(Stored records)
▼

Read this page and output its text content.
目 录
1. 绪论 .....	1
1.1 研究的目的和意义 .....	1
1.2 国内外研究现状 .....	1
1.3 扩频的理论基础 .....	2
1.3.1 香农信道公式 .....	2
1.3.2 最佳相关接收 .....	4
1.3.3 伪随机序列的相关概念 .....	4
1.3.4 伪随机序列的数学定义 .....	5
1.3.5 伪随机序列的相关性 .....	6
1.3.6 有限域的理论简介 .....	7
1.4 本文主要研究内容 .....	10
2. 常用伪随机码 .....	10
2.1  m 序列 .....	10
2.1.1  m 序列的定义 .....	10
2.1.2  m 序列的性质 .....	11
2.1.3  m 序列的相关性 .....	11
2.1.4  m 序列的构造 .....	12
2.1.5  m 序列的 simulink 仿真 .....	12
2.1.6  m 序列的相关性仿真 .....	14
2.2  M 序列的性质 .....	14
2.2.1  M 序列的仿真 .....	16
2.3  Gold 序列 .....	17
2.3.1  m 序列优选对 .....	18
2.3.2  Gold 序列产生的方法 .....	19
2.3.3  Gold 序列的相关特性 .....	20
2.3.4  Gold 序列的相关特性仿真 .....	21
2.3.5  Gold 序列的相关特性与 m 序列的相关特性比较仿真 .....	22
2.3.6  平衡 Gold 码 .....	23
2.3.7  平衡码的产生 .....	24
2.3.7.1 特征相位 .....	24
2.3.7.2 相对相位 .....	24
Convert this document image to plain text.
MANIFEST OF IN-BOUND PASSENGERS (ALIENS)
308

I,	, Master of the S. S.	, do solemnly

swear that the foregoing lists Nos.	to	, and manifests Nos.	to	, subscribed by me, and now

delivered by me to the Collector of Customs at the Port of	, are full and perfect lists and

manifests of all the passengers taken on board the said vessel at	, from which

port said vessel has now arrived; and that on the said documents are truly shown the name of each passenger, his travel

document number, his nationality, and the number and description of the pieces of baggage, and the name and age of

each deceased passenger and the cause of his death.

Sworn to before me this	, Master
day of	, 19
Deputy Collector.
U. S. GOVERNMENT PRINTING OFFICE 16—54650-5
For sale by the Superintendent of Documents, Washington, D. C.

▲

Objective:
Write the listing out again, exactly as shown above.

Written reply:
Read this page and output its text content.
目 录
1. 绪论 .....	1
1.1 研究的目的和意义 .....	1
1.2 国内外研究现状 .....	1
1.3 扩频的理论基础 .....	2
1.3.1 香农信道公式 .....	2
1.3.2 最佳相关接收 .....	4
1.3.3 伪随机序列的相关概念 .....	4
1.3.4 伪随机序列的数学定义 .....	5
1.3.5 伪随机序列的相关性 .....	6
1.3.6 有限域的理论简介 .....	7
1.4 本文主要研究内容 .....	10
2. 常用伪随机码 .....	10
2.1  m 序列 .....	10
2.1.1  m 序列的定义 .....	10
2.1.2  m 序列的性质 .....	11
2.1.3  m 序列的相关性 .....	11
2.1.4  m 序列的构造 .....	12
2.1.5  m 序列的 simulink 仿真 .....	12
2.1.6  m 序列的相关性仿真 .....	14
2.2  M 序列的性质 .....	14
2.2.1  M 序列的仿真 .....	16
2.3  Gold 序列 .....	17
2.3.1  m 序列优选对 .....	18
2.3.2  Gold 序列产生的方法 .....	19
2.3.3  Gold 序列的相关特性 .....	20
2.3.4  Gold 序列的相关特性仿真 .....	21
2.3.5  Gold 序列的相关特性与 m 序列的相关特性比较仿真 .....	22
2.3.6  平衡 Gold 码 .....	23
2.3.7  平衡码的产生 .....	24
2.3.7.1 特征相位 .....	24
2.3.7.2 相对相位 .....	24
Convert this document image to plain text.
MANIFEST OF IN-BOUND PASSENGERS (ALIENS)
308

I,	, Master of the S. S.	, do solemnly

swear that the foregoing lists Nos.	to	, and manifests Nos.	to	, subscribed by me, and now

delivered by me to the Collector of Customs at the Port of	, are full and perfect lists and

manifests of all the passengers taken on board the said vessel at	, from which

port said vessel has now arrived; and that on the said documents are truly shown the name of each passenger, his travel

document number, his nationality, and the number and description of the pieces of baggage, and the name and age of

each deceased passenger and the cause of his death.

Sworn to before me this	, Master
day of	, 19
Deputy Collector.
U. S. GOVERNMENT PRINTING OFFICE 16—54650-5
For sale by the Superintendent of Documents, Washington, D. C.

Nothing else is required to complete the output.